# WORK TO BE COMPLETED:
Only the lines holding the string "động" are needed. Copy each one.

Raw records
★ ★ ★ ★

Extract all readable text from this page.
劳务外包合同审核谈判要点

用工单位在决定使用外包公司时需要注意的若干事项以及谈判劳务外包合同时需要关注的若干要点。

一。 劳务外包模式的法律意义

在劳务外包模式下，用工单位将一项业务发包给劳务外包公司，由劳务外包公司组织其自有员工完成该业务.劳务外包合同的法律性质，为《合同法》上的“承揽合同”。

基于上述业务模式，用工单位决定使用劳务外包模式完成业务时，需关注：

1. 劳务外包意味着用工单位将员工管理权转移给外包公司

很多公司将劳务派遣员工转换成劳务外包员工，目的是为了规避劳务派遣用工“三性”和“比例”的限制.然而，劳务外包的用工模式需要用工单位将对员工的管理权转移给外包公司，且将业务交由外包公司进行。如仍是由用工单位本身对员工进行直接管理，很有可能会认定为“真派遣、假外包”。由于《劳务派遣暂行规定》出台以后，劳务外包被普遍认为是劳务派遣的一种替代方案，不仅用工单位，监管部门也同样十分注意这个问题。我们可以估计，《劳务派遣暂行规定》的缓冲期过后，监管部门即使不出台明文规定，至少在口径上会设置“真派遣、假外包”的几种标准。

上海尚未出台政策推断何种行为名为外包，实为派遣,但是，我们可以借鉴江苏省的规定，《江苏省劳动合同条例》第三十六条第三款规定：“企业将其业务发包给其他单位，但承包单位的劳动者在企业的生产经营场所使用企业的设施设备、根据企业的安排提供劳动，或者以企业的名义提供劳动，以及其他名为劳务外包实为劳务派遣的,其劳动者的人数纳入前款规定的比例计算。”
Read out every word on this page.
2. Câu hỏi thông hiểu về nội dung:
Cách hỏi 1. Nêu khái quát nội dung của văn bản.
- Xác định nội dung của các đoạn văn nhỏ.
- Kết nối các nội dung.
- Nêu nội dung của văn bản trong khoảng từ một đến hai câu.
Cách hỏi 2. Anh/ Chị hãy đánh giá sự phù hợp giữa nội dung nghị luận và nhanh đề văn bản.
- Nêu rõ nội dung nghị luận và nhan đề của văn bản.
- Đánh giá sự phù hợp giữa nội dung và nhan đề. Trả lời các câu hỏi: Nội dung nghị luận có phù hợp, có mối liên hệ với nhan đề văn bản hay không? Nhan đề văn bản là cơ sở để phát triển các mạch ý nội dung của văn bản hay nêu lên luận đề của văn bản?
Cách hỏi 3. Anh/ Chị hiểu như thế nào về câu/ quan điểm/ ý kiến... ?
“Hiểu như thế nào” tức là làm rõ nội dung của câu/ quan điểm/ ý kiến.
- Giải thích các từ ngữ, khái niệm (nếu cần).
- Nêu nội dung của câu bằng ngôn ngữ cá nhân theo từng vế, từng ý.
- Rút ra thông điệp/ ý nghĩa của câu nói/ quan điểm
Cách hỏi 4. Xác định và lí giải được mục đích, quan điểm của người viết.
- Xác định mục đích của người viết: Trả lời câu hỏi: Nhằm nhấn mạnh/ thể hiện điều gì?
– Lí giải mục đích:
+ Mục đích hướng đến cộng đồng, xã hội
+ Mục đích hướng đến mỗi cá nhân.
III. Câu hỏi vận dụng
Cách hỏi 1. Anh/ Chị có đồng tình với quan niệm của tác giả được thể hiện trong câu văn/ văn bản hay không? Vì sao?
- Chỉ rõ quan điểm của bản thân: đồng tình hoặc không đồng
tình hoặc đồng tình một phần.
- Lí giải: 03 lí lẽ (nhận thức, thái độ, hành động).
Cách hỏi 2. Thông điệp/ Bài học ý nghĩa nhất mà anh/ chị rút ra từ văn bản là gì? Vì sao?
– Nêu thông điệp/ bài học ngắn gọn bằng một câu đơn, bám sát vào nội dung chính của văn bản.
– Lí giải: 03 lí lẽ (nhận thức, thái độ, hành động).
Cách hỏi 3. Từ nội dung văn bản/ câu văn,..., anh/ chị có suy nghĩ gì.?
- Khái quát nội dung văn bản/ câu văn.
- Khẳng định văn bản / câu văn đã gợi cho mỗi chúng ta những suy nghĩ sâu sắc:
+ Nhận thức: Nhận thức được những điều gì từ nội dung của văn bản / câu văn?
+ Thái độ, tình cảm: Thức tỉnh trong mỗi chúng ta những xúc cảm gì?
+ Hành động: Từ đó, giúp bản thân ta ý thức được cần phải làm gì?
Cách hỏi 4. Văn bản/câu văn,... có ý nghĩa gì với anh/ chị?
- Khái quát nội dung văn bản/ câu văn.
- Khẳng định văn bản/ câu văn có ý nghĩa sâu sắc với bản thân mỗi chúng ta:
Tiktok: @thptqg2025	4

★ ★ ★ ★

# ANSWER TO THIS EXERCISE:
- Lí giải: 03 lí lẽ (nhận thức, thái độ, hành động).
– Lí giải: 03 lí lẽ (nhận thức, thái độ, hành động).
+ Hành động: Từ đó, giúp bản thân ta ý thức được cần phải làm gì?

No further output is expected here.